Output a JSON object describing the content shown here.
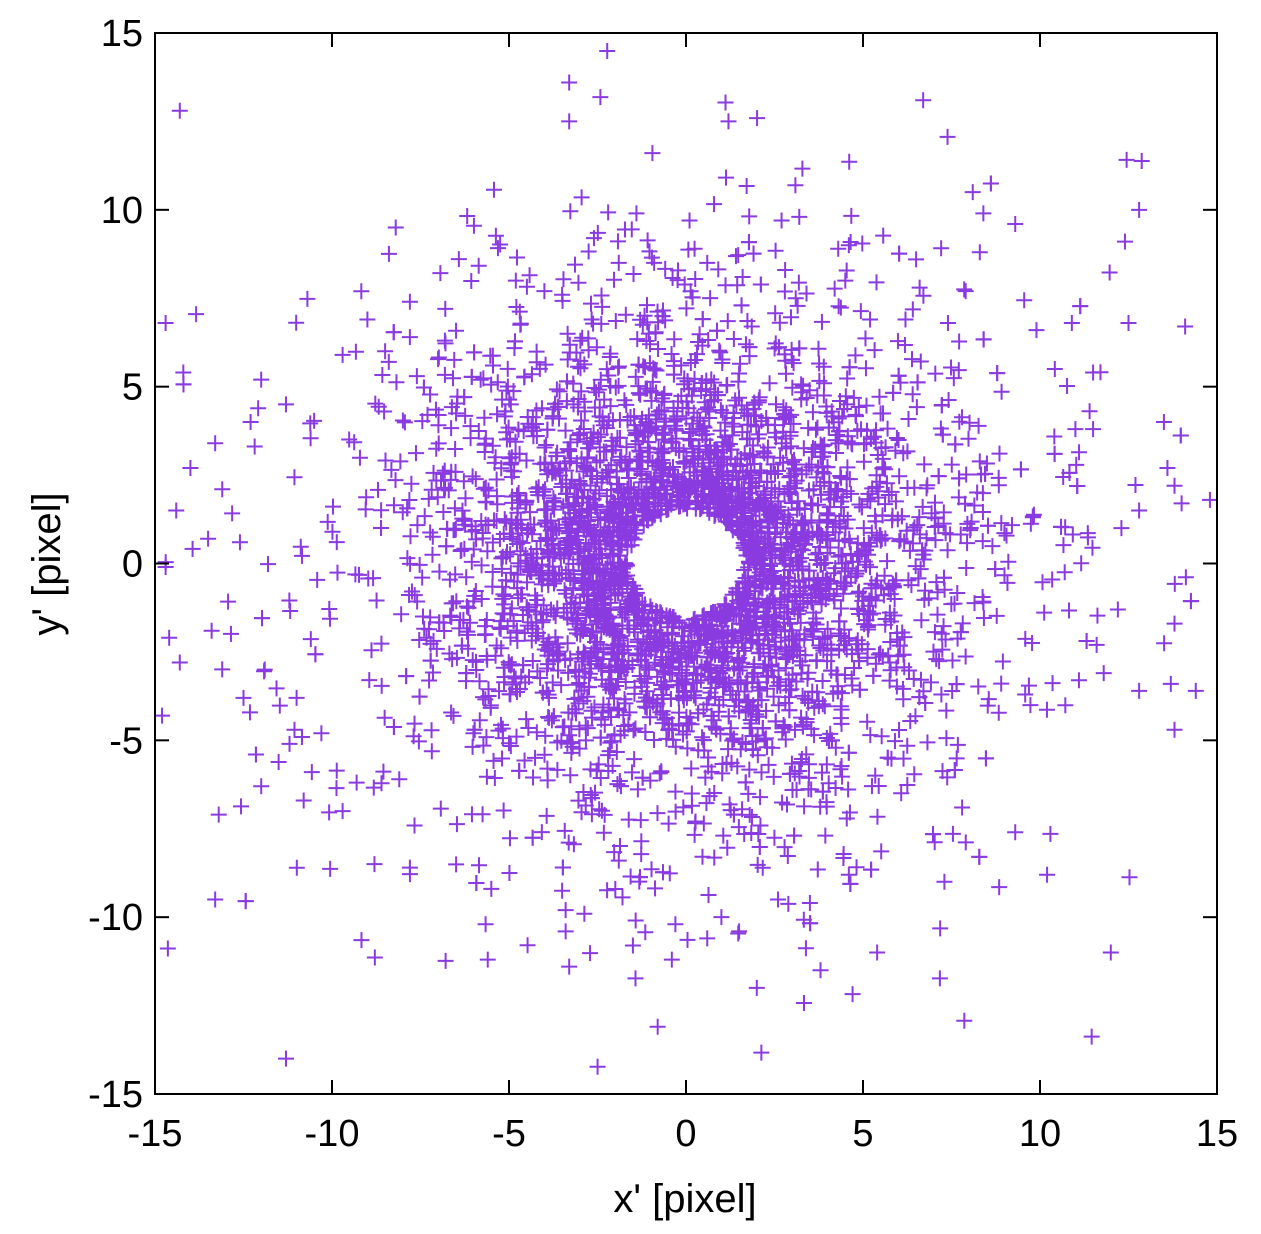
{
  "chart_data": {
    "type": "scatter",
    "title": "",
    "xlabel": "x' [pixel]",
    "ylabel": "y' [pixel]",
    "xlim": [
      -15,
      15
    ],
    "ylim": [
      -15,
      15
    ],
    "x_ticks": [
      "-15",
      "-10",
      "-5",
      "0",
      "5",
      "10",
      "15"
    ],
    "y_ticks": [
      "15",
      "10",
      "5",
      "0",
      "-5",
      "-10",
      "-15"
    ],
    "grid": false,
    "legend": "none",
    "marker": "plus",
    "color": "#8a3be0",
    "distribution_note": "Dense ring of several thousand points around the origin with an empty hole of radius ~1.5 px; density decreases outward to about radius 15.",
    "points": [
      [
        -14.3,
        12.8
      ],
      [
        -3.3,
        13.6
      ],
      [
        -3.3,
        12.5
      ],
      [
        1.2,
        12.5
      ],
      [
        6.7,
        13.1
      ],
      [
        8.1,
        10.5
      ],
      [
        12.8,
        10.0
      ],
      [
        12.4,
        9.1
      ],
      [
        8.4,
        9.9
      ],
      [
        9.3,
        9.6
      ],
      [
        -8.2,
        9.5
      ],
      [
        -1.4,
        9.9
      ],
      [
        0.1,
        9.7
      ],
      [
        2.7,
        9.7
      ],
      [
        3.2,
        9.8
      ],
      [
        4.3,
        8.9
      ],
      [
        4.6,
        9.0
      ],
      [
        8.3,
        8.8
      ],
      [
        6.5,
        8.6
      ],
      [
        12.5,
        6.8
      ],
      [
        14.1,
        6.7
      ],
      [
        10.9,
        6.8
      ],
      [
        9.9,
        6.6
      ],
      [
        -14.7,
        6.8
      ],
      [
        -14.2,
        5.4
      ],
      [
        -12.0,
        5.2
      ],
      [
        -9.7,
        5.9
      ],
      [
        -11.3,
        4.5
      ],
      [
        -12.3,
        4.0
      ],
      [
        -13.3,
        3.4
      ],
      [
        -14.0,
        2.7
      ],
      [
        -14.4,
        1.5
      ],
      [
        -13.1,
        2.1
      ],
      [
        -13.5,
        0.7
      ],
      [
        -12.6,
        0.6
      ],
      [
        -14.7,
        -0.1
      ],
      [
        -14.6,
        -2.1
      ],
      [
        -13.4,
        -1.9
      ],
      [
        -14.3,
        -2.8
      ],
      [
        -14.8,
        -4.3
      ],
      [
        -12.5,
        -3.8
      ],
      [
        -11.9,
        -3.0
      ],
      [
        -11.0,
        -3.8
      ],
      [
        -12.0,
        -6.3
      ],
      [
        -13.2,
        -7.1
      ],
      [
        -11.2,
        -5.1
      ],
      [
        -10.8,
        -6.7
      ],
      [
        -10.3,
        -4.8
      ],
      [
        -9.7,
        -7.0
      ],
      [
        -8.8,
        -8.5
      ],
      [
        -7.8,
        -8.6
      ],
      [
        -8.1,
        -6.1
      ],
      [
        -13.3,
        -9.5
      ],
      [
        -11.3,
        -14.0
      ],
      [
        -5.5,
        -9.2
      ],
      [
        -5.6,
        -11.2
      ],
      [
        -3.4,
        -10.4
      ],
      [
        -3.3,
        -11.4
      ],
      [
        -3.4,
        -9.8
      ],
      [
        -1.5,
        -10.8
      ],
      [
        -0.3,
        -10.2
      ],
      [
        -0.4,
        -11.2
      ],
      [
        -0.8,
        -13.1
      ],
      [
        0.6,
        -10.6
      ],
      [
        1.0,
        -10.0
      ],
      [
        1.5,
        -10.4
      ],
      [
        2.0,
        -12.0
      ],
      [
        2.6,
        -9.5
      ],
      [
        3.8,
        -11.5
      ],
      [
        3.5,
        -9.6
      ],
      [
        5.4,
        -11.0
      ],
      [
        4.6,
        -8.8
      ],
      [
        7.3,
        -9.0
      ],
      [
        10.2,
        -8.8
      ],
      [
        12.0,
        -11.0
      ],
      [
        9.3,
        -7.6
      ],
      [
        7.8,
        -6.9
      ],
      [
        13.8,
        -4.7
      ],
      [
        14.4,
        -3.6
      ],
      [
        13.8,
        -1.7
      ],
      [
        12.8,
        -3.6
      ],
      [
        11.8,
        -3.1
      ],
      [
        11.6,
        -2.3
      ],
      [
        11.1,
        -3.3
      ],
      [
        12.2,
        -1.3
      ],
      [
        13.6,
        2.7
      ],
      [
        13.8,
        2.2
      ],
      [
        14.0,
        1.7
      ],
      [
        14.8,
        1.8
      ],
      [
        12.8,
        1.5
      ],
      [
        13.5,
        4.0
      ],
      [
        11.5,
        5.4
      ],
      [
        11.0,
        3.8
      ],
      [
        11.5,
        3.8
      ],
      [
        12.3,
        1.0
      ],
      [
        7.9,
        7.7
      ],
      [
        6.6,
        7.8
      ],
      [
        6.2,
        6.9
      ],
      [
        7.4,
        6.8
      ],
      [
        -6.8,
        7.2
      ],
      [
        -7.8,
        7.4
      ],
      [
        -9.0,
        6.9
      ],
      [
        -8.5,
        6.0
      ],
      [
        -7.8,
        6.4
      ],
      [
        -3.5,
        7.6
      ],
      [
        -2.6,
        9.2
      ],
      [
        -1.9,
        8.5
      ],
      [
        -0.9,
        8.5
      ],
      [
        0.6,
        8.5
      ],
      [
        1.6,
        8.1
      ],
      [
        2.8,
        8.3
      ],
      [
        3.1,
        7.5
      ],
      [
        4.5,
        8.0
      ],
      [
        5.2,
        6.9
      ],
      [
        -4.0,
        7.7
      ]
    ]
  }
}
^^^^^^^^
> _What you need to do_: Extract the text of all the records above verbatim, excluding pictures.

> _Result for this exercise_:
Output a JSON object describing the content shown here.
{
  "chart_data": {
    "type": "scatter",
    "title": "",
    "xlabel": "x' [pixel]",
    "ylabel": "y' [pixel]",
    "xlim": [
      -15,
      15
    ],
    "ylim": [
      -15,
      15
    ],
    "x_ticks": [
      "-15",
      "-10",
      "-5",
      "0",
      "5",
      "10",
      "15"
    ],
    "y_ticks": [
      "15",
      "10",
      "5",
      "0",
      "-5",
      "-10",
      "-15"
    ],
    "grid": false,
    "legend": "none",
    "marker": "plus",
    "color": "#8a3be0",
    "distribution_note": "Dense ring of several thousand points around the origin with an empty hole of radius ~1.5 px; density decreases outward to about radius 15.",
    "points": [
      [
        -14.3,
        12.8
      ],
      [
        -3.3,
        13.6
      ],
      [
        -3.3,
        12.5
      ],
      [
        1.2,
        12.5
      ],
      [
        6.7,
        13.1
      ],
      [
        8.1,
        10.5
      ],
      [
        12.8,
        10.0
      ],
      [
        12.4,
        9.1
      ],
      [
        8.4,
        9.9
      ],
      [
        9.3,
        9.6
      ],
      [
        -8.2,
        9.5
      ],
      [
        -1.4,
        9.9
      ],
      [
        0.1,
        9.7
      ],
      [
        2.7,
        9.7
      ],
      [
        3.2,
        9.8
      ],
      [
        4.3,
        8.9
      ],
      [
        4.6,
        9.0
      ],
      [
        8.3,
        8.8
      ],
      [
        6.5,
        8.6
      ],
      [
        12.5,
        6.8
      ],
      [
        14.1,
        6.7
      ],
      [
        10.9,
        6.8
      ],
      [
        9.9,
        6.6
      ],
      [
        -14.7,
        6.8
      ],
      [
        -14.2,
        5.4
      ],
      [
        -12.0,
        5.2
      ],
      [
        -9.7,
        5.9
      ],
      [
        -11.3,
        4.5
      ],
      [
        -12.3,
        4.0
      ],
      [
        -13.3,
        3.4
      ],
      [
        -14.0,
        2.7
      ],
      [
        -14.4,
        1.5
      ],
      [
        -13.1,
        2.1
      ],
      [
        -13.5,
        0.7
      ],
      [
        -12.6,
        0.6
      ],
      [
        -14.7,
        -0.1
      ],
      [
        -14.6,
        -2.1
      ],
      [
        -13.4,
        -1.9
      ],
      [
        -14.3,
        -2.8
      ],
      [
        -14.8,
        -4.3
      ],
      [
        -12.5,
        -3.8
      ],
      [
        -11.9,
        -3.0
      ],
      [
        -11.0,
        -3.8
      ],
      [
        -12.0,
        -6.3
      ],
      [
        -13.2,
        -7.1
      ],
      [
        -11.2,
        -5.1
      ],
      [
        -10.8,
        -6.7
      ],
      [
        -10.3,
        -4.8
      ],
      [
        -9.7,
        -7.0
      ],
      [
        -8.8,
        -8.5
      ],
      [
        -7.8,
        -8.6
      ],
      [
        -8.1,
        -6.1
      ],
      [
        -13.3,
        -9.5
      ],
      [
        -11.3,
        -14.0
      ],
      [
        -5.5,
        -9.2
      ],
      [
        -5.6,
        -11.2
      ],
      [
        -3.4,
        -10.4
      ],
      [
        -3.3,
        -11.4
      ],
      [
        -3.4,
        -9.8
      ],
      [
        -1.5,
        -10.8
      ],
      [
        -0.3,
        -10.2
      ],
      [
        -0.4,
        -11.2
      ],
      [
        -0.8,
        -13.1
      ],
      [
        0.6,
        -10.6
      ],
      [
        1.0,
        -10.0
      ],
      [
        1.5,
        -10.4
      ],
      [
        2.0,
        -12.0
      ],
      [
        2.6,
        -9.5
      ],
      [
        3.8,
        -11.5
      ],
      [
        3.5,
        -9.6
      ],
      [
        5.4,
        -11.0
      ],
      [
        4.6,
        -8.8
      ],
      [
        7.3,
        -9.0
      ],
      [
        10.2,
        -8.8
      ],
      [
        12.0,
        -11.0
      ],
      [
        9.3,
        -7.6
      ],
      [
        7.8,
        -6.9
      ],
      [
        13.8,
        -4.7
      ],
      [
        14.4,
        -3.6
      ],
      [
        13.8,
        -1.7
      ],
      [
        12.8,
        -3.6
      ],
      [
        11.8,
        -3.1
      ],
      [
        11.6,
        -2.3
      ],
      [
        11.1,
        -3.3
      ],
      [
        12.2,
        -1.3
      ],
      [
        13.6,
        2.7
      ],
      [
        13.8,
        2.2
      ],
      [
        14.0,
        1.7
      ],
      [
        14.8,
        1.8
      ],
      [
        12.8,
        1.5
      ],
      [
        13.5,
        4.0
      ],
      [
        11.5,
        5.4
      ],
      [
        11.0,
        3.8
      ],
      [
        11.5,
        3.8
      ],
      [
        12.3,
        1.0
      ],
      [
        7.9,
        7.7
      ],
      [
        6.6,
        7.8
      ],
      [
        6.2,
        6.9
      ],
      [
        7.4,
        6.8
      ],
      [
        -6.8,
        7.2
      ],
      [
        -7.8,
        7.4
      ],
      [
        -9.0,
        6.9
      ],
      [
        -8.5,
        6.0
      ],
      [
        -7.8,
        6.4
      ],
      [
        -3.5,
        7.6
      ],
      [
        -2.6,
        9.2
      ],
      [
        -1.9,
        8.5
      ],
      [
        -0.9,
        8.5
      ],
      [
        0.6,
        8.5
      ],
      [
        1.6,
        8.1
      ],
      [
        2.8,
        8.3
      ],
      [
        3.1,
        7.5
      ],
      [
        4.5,
        8.0
      ],
      [
        5.2,
        6.9
      ],
      [
        -4.0,
        7.7
      ]
    ]
  }
}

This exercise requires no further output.